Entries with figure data
┄┄┄┄┄┄┄┄┄┄

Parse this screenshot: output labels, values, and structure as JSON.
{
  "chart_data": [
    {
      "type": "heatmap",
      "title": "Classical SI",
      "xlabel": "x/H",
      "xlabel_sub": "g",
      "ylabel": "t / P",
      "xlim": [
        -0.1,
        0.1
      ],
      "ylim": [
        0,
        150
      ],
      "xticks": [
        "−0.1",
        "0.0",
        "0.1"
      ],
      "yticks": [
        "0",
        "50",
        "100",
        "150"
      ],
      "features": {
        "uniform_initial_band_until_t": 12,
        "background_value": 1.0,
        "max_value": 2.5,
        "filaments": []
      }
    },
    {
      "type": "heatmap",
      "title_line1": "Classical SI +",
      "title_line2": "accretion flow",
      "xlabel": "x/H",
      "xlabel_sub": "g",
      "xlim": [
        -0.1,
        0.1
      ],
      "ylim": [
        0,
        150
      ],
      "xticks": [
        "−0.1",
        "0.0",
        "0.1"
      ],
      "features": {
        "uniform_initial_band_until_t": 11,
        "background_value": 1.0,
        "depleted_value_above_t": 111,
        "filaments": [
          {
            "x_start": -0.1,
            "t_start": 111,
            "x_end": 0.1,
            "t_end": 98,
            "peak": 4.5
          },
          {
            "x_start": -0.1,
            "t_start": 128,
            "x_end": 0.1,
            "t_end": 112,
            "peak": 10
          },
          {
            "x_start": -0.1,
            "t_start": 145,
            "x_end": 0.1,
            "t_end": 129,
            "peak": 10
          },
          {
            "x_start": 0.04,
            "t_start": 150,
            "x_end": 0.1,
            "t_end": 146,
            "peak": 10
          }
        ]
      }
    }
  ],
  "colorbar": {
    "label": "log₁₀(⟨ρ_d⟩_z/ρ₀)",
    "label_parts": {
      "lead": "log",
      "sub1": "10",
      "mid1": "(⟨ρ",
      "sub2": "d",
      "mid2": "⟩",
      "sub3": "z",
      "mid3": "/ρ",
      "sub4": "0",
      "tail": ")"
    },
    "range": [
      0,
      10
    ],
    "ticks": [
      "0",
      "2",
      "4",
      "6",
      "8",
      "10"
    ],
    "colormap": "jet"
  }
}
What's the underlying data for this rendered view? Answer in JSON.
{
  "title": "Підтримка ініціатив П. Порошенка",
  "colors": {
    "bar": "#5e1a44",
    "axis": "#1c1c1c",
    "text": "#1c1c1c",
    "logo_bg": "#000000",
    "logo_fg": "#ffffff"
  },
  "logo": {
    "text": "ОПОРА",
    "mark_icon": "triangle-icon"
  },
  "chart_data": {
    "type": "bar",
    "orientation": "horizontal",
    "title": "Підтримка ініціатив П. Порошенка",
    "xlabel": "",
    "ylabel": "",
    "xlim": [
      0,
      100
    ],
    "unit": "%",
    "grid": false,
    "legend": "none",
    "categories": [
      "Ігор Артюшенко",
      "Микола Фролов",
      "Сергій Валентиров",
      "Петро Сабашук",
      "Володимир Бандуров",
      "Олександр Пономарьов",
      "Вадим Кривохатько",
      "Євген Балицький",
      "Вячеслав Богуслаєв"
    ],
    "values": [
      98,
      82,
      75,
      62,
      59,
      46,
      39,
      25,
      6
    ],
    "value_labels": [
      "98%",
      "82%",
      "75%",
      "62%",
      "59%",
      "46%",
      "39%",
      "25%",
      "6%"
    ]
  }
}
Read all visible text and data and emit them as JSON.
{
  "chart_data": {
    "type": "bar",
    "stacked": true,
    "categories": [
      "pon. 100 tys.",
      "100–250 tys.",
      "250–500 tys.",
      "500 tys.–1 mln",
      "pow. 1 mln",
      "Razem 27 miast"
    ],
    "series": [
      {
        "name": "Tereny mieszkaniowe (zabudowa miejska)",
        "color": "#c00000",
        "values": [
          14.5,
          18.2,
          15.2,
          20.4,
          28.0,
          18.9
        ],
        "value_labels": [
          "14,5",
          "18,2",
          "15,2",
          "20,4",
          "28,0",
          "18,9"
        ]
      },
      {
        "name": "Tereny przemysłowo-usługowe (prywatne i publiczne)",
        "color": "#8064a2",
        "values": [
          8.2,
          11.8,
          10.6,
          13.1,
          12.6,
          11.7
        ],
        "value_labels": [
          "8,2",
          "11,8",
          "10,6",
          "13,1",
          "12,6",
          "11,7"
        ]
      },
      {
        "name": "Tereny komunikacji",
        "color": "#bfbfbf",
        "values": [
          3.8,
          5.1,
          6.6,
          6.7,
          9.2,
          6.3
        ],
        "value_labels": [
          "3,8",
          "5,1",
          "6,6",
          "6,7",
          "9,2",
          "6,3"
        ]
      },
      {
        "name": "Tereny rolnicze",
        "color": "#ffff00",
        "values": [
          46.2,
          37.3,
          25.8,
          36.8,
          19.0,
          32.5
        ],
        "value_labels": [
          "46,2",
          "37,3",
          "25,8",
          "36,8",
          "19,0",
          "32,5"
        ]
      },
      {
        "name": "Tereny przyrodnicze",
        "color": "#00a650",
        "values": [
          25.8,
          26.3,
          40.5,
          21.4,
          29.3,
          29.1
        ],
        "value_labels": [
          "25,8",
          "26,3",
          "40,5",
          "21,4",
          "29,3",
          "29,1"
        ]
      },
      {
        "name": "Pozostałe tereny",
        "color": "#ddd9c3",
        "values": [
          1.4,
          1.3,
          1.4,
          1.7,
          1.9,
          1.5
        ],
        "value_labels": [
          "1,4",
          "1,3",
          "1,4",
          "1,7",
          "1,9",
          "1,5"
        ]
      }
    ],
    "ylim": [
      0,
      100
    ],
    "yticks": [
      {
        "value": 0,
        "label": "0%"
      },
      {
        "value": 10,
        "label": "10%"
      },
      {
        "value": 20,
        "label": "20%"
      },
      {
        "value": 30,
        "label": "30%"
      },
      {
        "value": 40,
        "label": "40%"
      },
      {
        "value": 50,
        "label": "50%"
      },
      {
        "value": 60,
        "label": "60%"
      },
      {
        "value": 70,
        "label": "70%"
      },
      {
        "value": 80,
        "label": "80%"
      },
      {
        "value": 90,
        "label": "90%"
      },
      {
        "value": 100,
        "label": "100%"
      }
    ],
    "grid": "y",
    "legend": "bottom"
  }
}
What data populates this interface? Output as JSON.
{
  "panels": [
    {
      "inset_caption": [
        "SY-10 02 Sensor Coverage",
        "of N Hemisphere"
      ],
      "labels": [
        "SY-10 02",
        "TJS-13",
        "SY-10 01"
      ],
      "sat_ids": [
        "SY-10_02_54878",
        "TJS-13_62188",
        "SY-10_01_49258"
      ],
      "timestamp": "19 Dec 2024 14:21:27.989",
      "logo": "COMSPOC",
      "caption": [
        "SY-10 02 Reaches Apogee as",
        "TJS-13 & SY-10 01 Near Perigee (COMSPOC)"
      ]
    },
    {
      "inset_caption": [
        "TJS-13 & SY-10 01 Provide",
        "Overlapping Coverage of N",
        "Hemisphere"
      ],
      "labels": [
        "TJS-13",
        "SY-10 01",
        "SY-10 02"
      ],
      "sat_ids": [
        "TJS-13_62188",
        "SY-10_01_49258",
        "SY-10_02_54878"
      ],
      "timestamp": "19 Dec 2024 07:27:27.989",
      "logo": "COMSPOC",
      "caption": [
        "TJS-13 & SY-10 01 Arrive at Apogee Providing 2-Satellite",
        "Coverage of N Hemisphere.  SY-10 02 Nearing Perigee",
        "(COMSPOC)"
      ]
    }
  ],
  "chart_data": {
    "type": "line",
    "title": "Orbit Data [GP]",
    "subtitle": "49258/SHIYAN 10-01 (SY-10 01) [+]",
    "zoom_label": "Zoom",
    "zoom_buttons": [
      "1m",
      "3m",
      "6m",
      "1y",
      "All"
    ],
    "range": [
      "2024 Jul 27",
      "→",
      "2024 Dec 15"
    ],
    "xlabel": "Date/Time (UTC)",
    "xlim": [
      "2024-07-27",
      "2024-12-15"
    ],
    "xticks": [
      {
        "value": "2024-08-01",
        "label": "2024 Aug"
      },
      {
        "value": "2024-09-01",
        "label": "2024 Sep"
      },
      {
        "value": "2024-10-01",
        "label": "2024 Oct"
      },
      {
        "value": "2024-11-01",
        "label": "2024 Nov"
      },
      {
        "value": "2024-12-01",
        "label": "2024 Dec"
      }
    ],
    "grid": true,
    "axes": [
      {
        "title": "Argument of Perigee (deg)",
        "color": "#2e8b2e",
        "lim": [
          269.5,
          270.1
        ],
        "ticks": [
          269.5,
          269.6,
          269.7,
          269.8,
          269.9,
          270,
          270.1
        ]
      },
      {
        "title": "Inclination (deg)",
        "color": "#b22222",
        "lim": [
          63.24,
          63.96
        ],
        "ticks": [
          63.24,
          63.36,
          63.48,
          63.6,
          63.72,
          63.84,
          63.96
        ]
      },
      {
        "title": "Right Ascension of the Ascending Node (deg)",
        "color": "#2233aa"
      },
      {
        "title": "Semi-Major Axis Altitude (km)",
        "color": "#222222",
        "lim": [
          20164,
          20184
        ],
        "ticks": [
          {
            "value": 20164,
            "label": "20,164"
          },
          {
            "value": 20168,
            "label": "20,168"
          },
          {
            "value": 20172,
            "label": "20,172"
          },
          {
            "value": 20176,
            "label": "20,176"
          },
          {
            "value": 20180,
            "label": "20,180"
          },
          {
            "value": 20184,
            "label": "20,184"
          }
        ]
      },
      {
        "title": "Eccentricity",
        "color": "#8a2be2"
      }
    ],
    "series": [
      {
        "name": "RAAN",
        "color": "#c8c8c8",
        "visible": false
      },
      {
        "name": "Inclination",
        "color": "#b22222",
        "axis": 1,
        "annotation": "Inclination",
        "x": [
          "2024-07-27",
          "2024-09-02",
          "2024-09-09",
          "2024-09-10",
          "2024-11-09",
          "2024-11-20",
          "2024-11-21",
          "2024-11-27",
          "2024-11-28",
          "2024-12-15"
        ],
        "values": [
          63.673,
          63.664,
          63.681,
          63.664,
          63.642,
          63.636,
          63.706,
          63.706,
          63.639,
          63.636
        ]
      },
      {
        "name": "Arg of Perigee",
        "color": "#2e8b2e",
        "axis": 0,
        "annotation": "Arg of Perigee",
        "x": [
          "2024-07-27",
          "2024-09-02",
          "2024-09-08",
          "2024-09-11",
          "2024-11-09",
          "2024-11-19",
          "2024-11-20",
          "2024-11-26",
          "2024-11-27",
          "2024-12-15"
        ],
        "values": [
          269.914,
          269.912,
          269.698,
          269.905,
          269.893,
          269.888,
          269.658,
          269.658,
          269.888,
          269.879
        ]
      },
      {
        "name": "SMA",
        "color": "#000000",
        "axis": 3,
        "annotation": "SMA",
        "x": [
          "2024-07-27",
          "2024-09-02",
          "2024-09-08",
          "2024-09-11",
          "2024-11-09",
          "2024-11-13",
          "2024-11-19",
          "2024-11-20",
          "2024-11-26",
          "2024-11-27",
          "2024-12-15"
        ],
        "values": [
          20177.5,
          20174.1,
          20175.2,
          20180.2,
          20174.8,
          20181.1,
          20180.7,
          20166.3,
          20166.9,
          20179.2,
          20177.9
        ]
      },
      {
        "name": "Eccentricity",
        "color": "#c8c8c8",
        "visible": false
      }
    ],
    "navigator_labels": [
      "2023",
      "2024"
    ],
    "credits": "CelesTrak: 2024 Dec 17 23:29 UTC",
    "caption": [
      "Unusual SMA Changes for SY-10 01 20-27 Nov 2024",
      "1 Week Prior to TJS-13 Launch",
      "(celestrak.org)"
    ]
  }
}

┄┄┄┄┄┄┄┄┄┄

Task -
Show every line above in which the word "ініціатив" occurs.

Output for this task -
  "title": "Підтримка ініціатив П. Порошенка",
    "title": "Підтримка ініціатив П. Порошенка",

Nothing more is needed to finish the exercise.